Directions for this task
Within the listing below, locate all lines containing the word "title". Copy each one.

Entries shown

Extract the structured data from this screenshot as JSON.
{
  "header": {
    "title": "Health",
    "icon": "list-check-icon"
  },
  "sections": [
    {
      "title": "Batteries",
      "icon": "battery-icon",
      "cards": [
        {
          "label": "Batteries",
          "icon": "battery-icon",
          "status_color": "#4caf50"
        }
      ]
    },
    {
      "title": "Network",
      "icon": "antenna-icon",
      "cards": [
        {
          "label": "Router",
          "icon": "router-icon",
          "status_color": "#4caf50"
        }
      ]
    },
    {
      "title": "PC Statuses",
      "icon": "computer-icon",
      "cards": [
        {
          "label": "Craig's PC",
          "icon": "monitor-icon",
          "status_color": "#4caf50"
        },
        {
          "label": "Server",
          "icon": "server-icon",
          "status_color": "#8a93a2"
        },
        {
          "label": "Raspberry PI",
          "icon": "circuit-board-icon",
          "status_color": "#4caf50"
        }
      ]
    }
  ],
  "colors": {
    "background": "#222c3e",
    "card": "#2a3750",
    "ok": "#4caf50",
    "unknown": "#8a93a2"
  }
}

==

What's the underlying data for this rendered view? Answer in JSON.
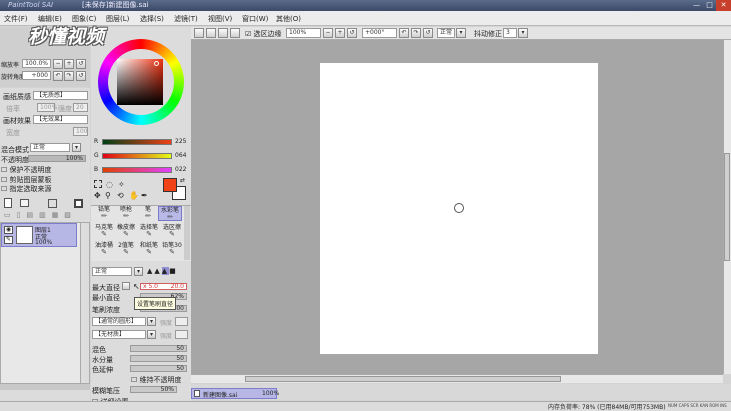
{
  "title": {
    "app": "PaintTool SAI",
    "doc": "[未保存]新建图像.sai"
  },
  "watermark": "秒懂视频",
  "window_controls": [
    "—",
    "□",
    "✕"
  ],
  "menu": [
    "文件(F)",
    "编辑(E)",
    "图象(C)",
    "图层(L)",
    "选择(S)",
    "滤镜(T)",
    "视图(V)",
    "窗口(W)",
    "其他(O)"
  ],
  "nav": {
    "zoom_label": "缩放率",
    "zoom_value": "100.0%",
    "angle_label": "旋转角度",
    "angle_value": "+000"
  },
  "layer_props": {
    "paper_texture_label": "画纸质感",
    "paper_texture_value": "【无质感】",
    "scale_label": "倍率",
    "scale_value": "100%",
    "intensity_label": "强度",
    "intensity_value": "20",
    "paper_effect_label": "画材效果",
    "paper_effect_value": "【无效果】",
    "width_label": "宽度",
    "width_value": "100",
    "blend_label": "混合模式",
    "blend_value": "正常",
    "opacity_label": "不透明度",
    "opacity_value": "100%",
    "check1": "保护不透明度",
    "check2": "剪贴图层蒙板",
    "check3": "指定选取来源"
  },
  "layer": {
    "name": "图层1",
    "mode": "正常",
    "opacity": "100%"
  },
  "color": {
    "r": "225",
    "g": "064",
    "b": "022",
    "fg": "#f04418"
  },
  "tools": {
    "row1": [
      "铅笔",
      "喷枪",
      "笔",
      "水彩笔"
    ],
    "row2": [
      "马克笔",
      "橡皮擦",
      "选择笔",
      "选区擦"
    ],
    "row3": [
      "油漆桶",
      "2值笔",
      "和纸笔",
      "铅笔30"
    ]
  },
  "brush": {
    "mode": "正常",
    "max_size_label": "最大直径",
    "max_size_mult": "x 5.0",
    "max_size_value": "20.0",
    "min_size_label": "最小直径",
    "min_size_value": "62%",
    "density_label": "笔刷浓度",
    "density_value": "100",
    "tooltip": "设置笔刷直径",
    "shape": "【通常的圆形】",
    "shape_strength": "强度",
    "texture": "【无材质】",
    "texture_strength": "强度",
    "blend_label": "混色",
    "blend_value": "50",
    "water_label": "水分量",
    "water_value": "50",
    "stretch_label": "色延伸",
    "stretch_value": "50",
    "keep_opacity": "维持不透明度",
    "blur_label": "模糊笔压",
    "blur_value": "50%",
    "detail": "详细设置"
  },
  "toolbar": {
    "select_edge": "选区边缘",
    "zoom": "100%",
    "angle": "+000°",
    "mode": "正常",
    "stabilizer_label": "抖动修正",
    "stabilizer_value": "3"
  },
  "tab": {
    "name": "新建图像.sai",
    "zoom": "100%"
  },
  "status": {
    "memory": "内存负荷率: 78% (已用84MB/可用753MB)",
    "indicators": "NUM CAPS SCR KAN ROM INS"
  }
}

Result
    "title": "Health",
      "title": "Batteries",
      "title": "Network",
      "title": "PC Statuses",
  "title": {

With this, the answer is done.